> _Problem_
Quote the material exactly from the line that contains "Give me a plain-text" through its last line. Any pictures are to be left out.

> _Exercise materials_
^^^^^^^^^^^^^^^^
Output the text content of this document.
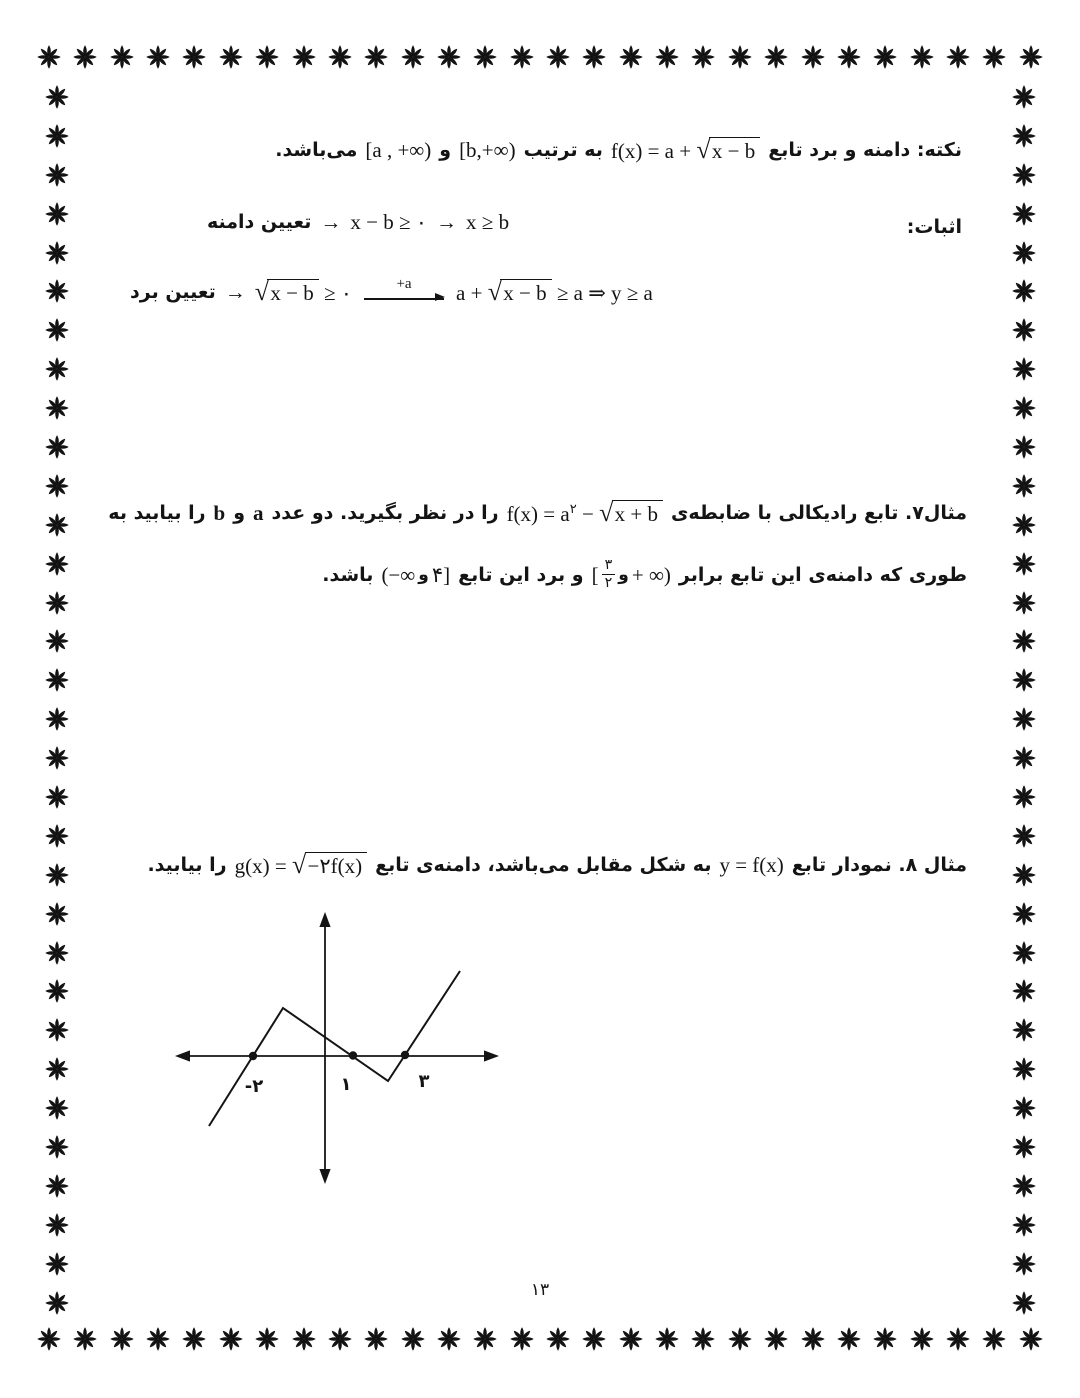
نکته: دامنه و برد تابع
f(x) = a + √ x − b
به ترتیب
[b,+∞)
و
[a , +∞)
می‌باشد.
اثبات:
تعیین دامنه → x − b ≥ ۰ → x ≥ b
تعیین برد → √ x − b ≥ ۰	+a a + √ x − b ≥ a ⇒ y ≥ a
مثال۷. تابع رادیکالی با ضابطه‌ی
$f(x) = a^۲$ − √ x + b
را در نظر بگیرید. دو عدد
a
و
b
را بیابید به
طوری که دامنه‌ی این تابع برابر
[ $\frac{۳}{۲}$ و + ∞)
و برد این تابع
(−∞ و ۴]
باشد.
مثال ۸. نمودار تابع
y = f(x)
به شکل مقابل می‌باشد، دامنه‌ی تابع
g(x) = √ −۲f(x)
را بیابید.
-۲	۱	۳
۱۳
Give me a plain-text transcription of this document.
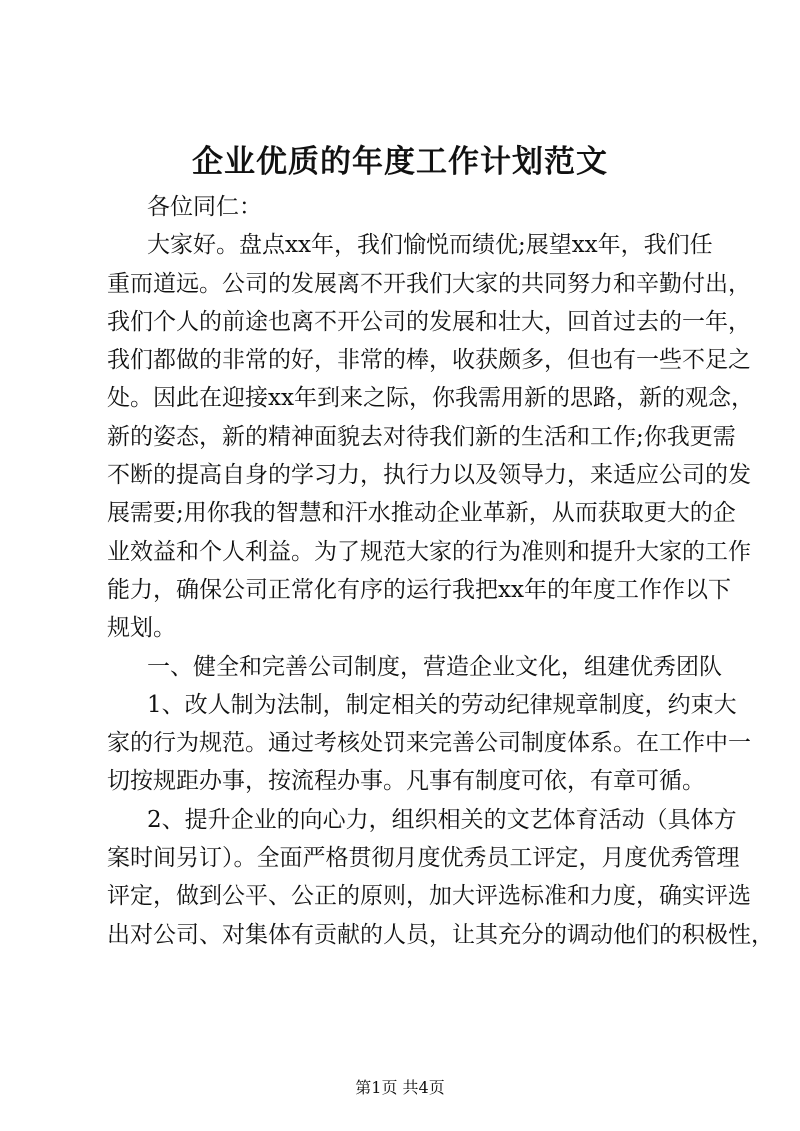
企业优质的年度工作计划范文
各位同仁：
大家好。盘点xx年，我们愉悦而绩优;展望xx年，我们任
重而道远。公司的发展离不开我们大家的共同努力和辛勤付出，
我们个人的前途也离不开公司的发展和壮大，回首过去的一年，
我们都做的非常的好，非常的棒，收获颇多，但也有一些不足之
处。因此在迎接xx年到来之际，你我需用新的思路，新的观念，
新的姿态，新的精神面貌去对待我们新的生活和工作;你我更需
不断的提高自身的学习力，执行力以及领导力，来适应公司的发
展需要;用你我的智慧和汗水推动企业革新，从而获取更大的企
业效益和个人利益。为了规范大家的行为准则和提升大家的工作
能力，确保公司正常化有序的运行我把xx年的年度工作作以下
规划。
一、健全和完善公司制度，营造企业文化，组建优秀团队
1、改人制为法制，制定相关的劳动纪律规章制度，约束大
家的行为规范。通过考核处罚来完善公司制度体系。在工作中一
切按规距办事，按流程办事。凡事有制度可依，有章可循。
2、提升企业的向心力，组织相关的文艺体育活动（具体方
案时间另订）。全面严格贯彻月度优秀员工评定，月度优秀管理
评定，做到公平、公正的原则，加大评选标准和力度，确实评选
出对公司、对集体有贡献的人员，让其充分的调动他们的积极性，
第1页 共4页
^^^^^^^^^^^^^^^^
> _Output below_
Give me a plain-text transcription of this document.
企业优质的年度工作计划范文
各位同仁：
大家好。盘点xx年，我们愉悦而绩优;展望xx年，我们任
重而道远。公司的发展离不开我们大家的共同努力和辛勤付出，
我们个人的前途也离不开公司的发展和壮大，回首过去的一年，
我们都做的非常的好，非常的棒，收获颇多，但也有一些不足之
处。因此在迎接xx年到来之际，你我需用新的思路，新的观念，
新的姿态，新的精神面貌去对待我们新的生活和工作;你我更需
不断的提高自身的学习力，执行力以及领导力，来适应公司的发
展需要;用你我的智慧和汗水推动企业革新，从而获取更大的企
业效益和个人利益。为了规范大家的行为准则和提升大家的工作
能力，确保公司正常化有序的运行我把xx年的年度工作作以下
规划。
一、健全和完善公司制度，营造企业文化，组建优秀团队
1、改人制为法制，制定相关的劳动纪律规章制度，约束大
家的行为规范。通过考核处罚来完善公司制度体系。在工作中一
切按规距办事，按流程办事。凡事有制度可依，有章可循。
2、提升企业的向心力，组织相关的文艺体育活动（具体方
案时间另订）。全面严格贯彻月度优秀员工评定，月度优秀管理
评定，做到公平、公正的原则，加大评选标准和力度，确实评选
出对公司、对集体有贡献的人员，让其充分的调动他们的积极性，
第1页 共4页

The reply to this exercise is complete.